* **Task objective**
Scan the entries below and give the number of lines containing "cuidados", with no accompanying words.

* * *

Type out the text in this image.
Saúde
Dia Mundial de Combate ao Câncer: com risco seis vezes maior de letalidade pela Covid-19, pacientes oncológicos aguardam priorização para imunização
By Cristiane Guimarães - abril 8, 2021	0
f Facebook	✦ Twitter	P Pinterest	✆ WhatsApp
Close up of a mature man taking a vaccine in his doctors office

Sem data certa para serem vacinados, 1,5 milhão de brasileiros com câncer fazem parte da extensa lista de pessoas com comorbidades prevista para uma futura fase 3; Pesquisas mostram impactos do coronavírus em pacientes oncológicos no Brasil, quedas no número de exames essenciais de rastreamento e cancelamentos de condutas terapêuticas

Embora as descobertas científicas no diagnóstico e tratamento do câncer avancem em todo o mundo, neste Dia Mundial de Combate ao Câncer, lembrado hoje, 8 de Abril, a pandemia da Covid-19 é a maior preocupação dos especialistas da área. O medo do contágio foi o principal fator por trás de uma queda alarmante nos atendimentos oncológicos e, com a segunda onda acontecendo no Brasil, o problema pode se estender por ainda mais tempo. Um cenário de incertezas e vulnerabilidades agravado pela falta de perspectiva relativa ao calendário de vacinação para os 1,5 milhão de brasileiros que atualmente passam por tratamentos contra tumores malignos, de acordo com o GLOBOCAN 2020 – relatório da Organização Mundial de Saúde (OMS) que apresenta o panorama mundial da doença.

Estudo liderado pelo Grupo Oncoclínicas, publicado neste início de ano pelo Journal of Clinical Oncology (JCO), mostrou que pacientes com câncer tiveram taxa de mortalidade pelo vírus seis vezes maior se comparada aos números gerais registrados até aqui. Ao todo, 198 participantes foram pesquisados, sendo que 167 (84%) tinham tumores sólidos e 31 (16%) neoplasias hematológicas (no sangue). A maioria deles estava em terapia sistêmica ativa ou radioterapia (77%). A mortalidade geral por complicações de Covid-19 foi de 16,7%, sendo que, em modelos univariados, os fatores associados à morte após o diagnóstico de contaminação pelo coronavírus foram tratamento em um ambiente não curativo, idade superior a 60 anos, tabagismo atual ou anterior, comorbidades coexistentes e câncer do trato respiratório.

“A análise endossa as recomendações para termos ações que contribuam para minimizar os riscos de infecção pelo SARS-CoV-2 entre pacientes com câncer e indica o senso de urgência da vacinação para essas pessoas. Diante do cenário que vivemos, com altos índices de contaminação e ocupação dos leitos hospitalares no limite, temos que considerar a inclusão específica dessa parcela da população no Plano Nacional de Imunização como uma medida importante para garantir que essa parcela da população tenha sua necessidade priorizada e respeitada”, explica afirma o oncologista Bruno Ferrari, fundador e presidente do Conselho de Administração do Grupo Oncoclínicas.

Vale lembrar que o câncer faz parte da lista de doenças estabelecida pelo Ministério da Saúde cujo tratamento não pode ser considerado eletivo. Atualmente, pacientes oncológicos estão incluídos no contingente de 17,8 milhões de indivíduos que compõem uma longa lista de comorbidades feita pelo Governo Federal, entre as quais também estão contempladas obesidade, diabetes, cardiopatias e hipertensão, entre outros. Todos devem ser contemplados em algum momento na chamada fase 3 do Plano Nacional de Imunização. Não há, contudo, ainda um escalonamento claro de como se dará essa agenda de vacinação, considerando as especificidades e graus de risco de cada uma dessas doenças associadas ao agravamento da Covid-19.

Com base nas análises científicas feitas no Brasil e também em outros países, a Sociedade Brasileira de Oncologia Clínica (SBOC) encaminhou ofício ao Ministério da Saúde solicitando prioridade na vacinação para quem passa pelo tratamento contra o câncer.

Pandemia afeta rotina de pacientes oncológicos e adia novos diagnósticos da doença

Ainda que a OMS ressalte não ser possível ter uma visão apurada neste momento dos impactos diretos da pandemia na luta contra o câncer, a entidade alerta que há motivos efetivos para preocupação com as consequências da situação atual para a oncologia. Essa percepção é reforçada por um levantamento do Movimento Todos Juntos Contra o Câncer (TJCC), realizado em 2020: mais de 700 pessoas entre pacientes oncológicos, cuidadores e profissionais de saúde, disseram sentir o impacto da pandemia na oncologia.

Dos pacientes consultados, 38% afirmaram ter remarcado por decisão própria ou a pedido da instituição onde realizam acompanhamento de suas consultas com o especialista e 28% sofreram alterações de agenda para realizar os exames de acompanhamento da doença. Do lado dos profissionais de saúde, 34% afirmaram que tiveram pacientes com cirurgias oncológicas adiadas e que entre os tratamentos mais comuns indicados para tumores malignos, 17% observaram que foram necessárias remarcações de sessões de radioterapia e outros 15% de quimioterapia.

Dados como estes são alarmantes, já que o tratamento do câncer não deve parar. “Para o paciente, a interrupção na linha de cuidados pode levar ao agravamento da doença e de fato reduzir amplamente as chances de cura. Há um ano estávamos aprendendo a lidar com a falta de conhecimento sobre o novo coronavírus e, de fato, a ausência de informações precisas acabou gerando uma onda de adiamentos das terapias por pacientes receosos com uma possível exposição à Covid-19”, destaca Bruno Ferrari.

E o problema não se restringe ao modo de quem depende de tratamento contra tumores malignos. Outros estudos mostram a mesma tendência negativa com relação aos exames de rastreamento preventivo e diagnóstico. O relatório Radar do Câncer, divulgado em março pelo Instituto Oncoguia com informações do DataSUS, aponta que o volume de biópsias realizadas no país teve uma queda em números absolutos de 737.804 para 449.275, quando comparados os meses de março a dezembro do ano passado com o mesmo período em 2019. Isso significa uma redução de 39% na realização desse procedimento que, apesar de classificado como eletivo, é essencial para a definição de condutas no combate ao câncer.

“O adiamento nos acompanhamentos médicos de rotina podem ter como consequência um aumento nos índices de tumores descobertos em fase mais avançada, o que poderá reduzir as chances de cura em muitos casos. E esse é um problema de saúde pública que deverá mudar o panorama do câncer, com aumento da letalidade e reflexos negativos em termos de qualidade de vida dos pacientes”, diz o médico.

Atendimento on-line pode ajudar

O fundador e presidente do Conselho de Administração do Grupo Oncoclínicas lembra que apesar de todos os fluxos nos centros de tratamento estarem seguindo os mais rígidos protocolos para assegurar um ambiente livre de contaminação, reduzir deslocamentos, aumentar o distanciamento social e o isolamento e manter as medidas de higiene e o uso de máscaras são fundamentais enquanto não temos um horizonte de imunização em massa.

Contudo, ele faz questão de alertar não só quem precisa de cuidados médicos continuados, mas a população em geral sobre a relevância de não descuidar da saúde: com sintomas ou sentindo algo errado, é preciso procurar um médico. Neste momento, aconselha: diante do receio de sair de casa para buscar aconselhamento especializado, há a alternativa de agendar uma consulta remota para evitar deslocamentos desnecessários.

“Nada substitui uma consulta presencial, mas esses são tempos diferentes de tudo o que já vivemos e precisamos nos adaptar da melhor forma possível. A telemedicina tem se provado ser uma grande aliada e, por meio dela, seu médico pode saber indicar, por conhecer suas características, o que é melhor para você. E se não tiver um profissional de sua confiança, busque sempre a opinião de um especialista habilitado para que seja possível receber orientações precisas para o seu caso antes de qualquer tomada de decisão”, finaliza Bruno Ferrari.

* * *

* **Answer box**
2